▶ [Task] Single out the lines that include the word "color". Copy them.

[START OF Information shown]

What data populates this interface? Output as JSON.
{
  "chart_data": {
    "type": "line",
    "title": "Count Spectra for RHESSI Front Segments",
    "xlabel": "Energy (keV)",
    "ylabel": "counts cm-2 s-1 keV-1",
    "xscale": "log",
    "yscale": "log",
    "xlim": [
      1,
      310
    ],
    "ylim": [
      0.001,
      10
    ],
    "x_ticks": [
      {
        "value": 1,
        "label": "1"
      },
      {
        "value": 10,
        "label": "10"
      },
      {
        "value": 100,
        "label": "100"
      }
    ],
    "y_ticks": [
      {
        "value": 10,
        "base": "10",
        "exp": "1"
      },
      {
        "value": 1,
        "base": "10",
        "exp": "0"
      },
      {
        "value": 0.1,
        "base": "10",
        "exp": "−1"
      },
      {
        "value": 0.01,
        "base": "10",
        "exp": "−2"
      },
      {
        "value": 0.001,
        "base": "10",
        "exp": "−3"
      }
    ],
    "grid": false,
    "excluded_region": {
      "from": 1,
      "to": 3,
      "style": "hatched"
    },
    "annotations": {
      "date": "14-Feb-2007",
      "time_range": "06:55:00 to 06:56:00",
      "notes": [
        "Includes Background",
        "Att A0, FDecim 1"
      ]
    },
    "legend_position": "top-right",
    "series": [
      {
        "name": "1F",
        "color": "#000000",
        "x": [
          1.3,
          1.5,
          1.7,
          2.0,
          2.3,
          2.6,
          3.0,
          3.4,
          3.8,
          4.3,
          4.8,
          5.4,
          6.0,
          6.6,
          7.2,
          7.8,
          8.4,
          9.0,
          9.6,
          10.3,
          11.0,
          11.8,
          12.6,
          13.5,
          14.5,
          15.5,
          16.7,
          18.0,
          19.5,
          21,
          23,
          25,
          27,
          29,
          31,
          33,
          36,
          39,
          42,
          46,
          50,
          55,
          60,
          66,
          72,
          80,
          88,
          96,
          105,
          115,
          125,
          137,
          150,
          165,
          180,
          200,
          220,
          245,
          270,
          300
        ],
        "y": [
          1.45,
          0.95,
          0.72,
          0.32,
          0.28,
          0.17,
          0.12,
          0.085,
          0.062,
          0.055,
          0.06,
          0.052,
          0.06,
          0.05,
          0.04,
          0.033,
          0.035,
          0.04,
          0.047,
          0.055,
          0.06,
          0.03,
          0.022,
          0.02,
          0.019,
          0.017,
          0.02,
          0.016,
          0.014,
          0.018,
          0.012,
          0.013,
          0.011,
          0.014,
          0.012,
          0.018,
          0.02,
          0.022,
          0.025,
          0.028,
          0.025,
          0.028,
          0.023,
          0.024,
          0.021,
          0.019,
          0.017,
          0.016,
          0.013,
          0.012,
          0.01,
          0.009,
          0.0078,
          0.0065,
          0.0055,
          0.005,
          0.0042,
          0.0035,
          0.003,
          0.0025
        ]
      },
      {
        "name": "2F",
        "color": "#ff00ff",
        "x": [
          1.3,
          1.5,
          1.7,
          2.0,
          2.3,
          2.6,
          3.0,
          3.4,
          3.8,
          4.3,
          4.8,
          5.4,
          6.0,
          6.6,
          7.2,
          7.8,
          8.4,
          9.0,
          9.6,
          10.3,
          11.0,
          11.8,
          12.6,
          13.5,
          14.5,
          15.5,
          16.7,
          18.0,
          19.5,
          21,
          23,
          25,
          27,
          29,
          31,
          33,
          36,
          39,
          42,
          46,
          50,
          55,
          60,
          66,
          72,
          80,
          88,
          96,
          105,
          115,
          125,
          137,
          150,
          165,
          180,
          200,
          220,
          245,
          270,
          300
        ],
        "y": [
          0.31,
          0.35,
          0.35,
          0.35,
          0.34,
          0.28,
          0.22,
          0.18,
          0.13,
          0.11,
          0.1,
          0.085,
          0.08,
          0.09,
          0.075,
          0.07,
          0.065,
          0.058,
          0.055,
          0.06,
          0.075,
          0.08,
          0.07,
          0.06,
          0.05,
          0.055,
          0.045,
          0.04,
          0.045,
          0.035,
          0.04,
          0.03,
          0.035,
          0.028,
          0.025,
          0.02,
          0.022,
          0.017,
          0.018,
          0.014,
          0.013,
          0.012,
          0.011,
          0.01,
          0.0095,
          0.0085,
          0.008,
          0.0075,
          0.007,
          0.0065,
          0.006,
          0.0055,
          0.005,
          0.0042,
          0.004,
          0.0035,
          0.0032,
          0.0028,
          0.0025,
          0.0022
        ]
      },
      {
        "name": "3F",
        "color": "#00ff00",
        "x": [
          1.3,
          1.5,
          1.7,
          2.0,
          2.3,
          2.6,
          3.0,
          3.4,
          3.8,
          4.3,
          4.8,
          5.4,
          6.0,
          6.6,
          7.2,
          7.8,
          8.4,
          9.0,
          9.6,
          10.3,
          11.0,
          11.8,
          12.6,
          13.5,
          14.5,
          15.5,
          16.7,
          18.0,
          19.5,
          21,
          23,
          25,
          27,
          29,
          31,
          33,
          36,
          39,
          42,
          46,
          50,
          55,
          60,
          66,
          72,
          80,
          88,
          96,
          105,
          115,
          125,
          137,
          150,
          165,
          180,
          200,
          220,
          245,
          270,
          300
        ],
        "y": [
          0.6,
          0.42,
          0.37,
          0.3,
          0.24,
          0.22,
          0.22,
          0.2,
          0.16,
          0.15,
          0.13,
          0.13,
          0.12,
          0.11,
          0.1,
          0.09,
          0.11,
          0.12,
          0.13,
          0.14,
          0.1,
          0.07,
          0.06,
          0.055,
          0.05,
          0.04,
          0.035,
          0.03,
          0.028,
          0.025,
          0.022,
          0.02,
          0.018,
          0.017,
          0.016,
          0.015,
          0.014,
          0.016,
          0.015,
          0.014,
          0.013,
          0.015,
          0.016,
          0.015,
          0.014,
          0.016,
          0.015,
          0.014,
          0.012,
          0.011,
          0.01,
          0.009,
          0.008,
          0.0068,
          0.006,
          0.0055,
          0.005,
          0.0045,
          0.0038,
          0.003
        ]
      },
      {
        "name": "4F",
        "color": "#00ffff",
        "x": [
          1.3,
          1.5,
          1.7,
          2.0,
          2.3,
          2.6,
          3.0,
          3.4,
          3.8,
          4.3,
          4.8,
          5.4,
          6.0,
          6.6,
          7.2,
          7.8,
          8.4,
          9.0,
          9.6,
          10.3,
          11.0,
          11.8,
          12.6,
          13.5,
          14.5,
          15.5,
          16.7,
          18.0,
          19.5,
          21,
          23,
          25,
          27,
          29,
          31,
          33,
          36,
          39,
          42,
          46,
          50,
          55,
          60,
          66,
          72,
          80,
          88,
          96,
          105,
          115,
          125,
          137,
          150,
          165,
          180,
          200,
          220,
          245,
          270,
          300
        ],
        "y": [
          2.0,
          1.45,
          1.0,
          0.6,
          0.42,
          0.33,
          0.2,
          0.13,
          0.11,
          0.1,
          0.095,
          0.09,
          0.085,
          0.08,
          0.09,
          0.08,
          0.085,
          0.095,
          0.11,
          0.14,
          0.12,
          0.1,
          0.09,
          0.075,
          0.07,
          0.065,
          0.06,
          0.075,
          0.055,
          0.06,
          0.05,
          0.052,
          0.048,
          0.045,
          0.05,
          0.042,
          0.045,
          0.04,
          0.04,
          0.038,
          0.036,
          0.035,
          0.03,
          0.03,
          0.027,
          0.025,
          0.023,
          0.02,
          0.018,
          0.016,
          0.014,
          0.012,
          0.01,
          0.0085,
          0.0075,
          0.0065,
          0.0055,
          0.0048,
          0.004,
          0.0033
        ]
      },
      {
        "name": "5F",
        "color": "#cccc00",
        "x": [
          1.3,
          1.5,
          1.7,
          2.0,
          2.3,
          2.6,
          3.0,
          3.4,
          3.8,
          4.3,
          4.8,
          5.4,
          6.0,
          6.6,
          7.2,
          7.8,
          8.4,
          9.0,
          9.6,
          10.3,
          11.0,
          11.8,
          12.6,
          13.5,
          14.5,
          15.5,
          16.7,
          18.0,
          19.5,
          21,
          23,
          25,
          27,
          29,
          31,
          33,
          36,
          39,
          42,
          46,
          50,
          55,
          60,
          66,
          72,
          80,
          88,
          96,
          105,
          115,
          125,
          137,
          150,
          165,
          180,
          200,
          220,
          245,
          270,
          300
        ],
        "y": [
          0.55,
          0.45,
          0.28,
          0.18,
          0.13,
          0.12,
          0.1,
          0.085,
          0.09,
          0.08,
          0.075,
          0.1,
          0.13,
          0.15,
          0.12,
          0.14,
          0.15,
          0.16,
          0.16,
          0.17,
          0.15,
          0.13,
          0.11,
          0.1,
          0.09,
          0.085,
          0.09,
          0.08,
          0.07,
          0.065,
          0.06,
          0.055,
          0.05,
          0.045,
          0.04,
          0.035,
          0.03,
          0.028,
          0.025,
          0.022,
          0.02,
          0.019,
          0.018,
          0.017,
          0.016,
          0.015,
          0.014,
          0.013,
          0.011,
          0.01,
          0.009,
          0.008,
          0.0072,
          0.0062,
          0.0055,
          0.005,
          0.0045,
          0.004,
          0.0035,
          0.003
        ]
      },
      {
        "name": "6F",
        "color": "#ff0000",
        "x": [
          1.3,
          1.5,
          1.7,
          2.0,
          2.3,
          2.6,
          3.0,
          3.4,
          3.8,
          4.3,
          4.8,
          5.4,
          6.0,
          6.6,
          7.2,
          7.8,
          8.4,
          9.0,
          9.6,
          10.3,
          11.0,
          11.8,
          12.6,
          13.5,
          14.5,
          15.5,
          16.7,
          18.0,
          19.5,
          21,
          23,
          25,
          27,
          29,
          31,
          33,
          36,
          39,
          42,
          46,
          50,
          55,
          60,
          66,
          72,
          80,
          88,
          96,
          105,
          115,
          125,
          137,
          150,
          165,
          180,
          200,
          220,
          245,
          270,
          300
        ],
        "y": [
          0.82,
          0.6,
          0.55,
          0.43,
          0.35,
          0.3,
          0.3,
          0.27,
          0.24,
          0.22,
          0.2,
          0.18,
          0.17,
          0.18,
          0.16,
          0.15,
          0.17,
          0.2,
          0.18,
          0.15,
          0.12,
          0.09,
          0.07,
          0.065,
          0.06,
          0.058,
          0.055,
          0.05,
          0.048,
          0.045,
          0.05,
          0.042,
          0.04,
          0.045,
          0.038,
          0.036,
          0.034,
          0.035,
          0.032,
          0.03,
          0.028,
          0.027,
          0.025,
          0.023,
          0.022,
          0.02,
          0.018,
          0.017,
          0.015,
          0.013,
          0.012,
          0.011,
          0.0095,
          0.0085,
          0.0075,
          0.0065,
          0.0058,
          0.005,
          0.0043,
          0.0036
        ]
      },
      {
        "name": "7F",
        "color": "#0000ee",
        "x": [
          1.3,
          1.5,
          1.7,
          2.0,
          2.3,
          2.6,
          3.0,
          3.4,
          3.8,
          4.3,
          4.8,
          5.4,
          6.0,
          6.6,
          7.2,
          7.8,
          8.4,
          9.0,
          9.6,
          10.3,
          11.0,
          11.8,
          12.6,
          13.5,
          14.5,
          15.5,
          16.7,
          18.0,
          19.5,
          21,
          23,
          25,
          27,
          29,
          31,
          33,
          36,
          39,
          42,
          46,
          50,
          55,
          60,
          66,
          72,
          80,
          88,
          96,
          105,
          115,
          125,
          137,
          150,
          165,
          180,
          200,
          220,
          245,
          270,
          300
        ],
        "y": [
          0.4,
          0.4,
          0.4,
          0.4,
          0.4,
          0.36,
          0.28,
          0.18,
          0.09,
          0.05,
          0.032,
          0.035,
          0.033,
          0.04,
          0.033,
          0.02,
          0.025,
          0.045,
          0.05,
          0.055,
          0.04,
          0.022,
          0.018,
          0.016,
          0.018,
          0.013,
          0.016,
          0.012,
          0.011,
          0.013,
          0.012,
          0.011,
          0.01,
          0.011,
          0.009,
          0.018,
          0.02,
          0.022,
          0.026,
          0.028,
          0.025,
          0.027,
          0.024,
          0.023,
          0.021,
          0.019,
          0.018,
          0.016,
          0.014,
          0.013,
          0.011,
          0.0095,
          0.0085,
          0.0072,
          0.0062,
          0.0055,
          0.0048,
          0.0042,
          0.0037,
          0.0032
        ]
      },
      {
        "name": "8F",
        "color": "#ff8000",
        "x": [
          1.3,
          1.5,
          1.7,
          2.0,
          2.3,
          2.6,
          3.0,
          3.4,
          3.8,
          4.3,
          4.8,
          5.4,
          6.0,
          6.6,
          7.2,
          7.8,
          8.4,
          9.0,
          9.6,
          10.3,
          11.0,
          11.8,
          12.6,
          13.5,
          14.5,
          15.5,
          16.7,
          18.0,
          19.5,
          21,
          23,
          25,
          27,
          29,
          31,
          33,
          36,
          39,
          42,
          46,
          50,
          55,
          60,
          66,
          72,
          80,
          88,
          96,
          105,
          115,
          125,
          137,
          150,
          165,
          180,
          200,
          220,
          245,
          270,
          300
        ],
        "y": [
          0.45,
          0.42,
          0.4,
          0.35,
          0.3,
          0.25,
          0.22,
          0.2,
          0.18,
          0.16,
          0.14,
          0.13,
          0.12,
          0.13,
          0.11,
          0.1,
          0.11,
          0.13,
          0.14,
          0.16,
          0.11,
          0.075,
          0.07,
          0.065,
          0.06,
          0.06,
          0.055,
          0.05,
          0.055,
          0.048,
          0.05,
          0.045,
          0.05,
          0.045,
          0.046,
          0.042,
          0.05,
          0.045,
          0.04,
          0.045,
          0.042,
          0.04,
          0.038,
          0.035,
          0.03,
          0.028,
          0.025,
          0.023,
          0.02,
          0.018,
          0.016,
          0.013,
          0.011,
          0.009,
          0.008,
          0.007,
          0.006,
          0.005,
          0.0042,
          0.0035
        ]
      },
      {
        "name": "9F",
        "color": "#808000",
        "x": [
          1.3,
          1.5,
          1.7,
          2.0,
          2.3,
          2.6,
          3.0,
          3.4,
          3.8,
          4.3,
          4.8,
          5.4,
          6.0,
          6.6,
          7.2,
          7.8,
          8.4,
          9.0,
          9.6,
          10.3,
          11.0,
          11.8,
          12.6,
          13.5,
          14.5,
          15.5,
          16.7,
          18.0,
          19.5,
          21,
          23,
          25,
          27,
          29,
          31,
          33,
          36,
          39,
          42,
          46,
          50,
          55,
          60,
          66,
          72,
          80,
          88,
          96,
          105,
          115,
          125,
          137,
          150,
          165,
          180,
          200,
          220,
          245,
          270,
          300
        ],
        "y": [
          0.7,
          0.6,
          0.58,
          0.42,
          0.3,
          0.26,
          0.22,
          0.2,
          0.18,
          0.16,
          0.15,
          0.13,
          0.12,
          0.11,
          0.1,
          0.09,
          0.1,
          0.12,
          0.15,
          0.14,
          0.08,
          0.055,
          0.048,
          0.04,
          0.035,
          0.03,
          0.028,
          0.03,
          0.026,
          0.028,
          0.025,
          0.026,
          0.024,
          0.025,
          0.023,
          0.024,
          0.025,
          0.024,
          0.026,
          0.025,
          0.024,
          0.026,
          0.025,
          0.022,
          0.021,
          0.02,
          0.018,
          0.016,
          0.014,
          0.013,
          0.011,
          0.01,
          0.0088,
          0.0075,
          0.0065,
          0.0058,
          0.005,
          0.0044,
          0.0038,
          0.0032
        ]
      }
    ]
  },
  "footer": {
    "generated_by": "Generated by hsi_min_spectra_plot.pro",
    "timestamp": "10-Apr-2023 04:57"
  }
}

[END OF Information shown]

▶ [The solution]
        "color": "#000000",
        "color": "#ff00ff",
        "color": "#00ff00",
        "color": "#00ffff",
        "color": "#cccc00",
        "color": "#ff0000",
        "color": "#0000ee",
        "color": "#ff8000",
        "color": "#808000",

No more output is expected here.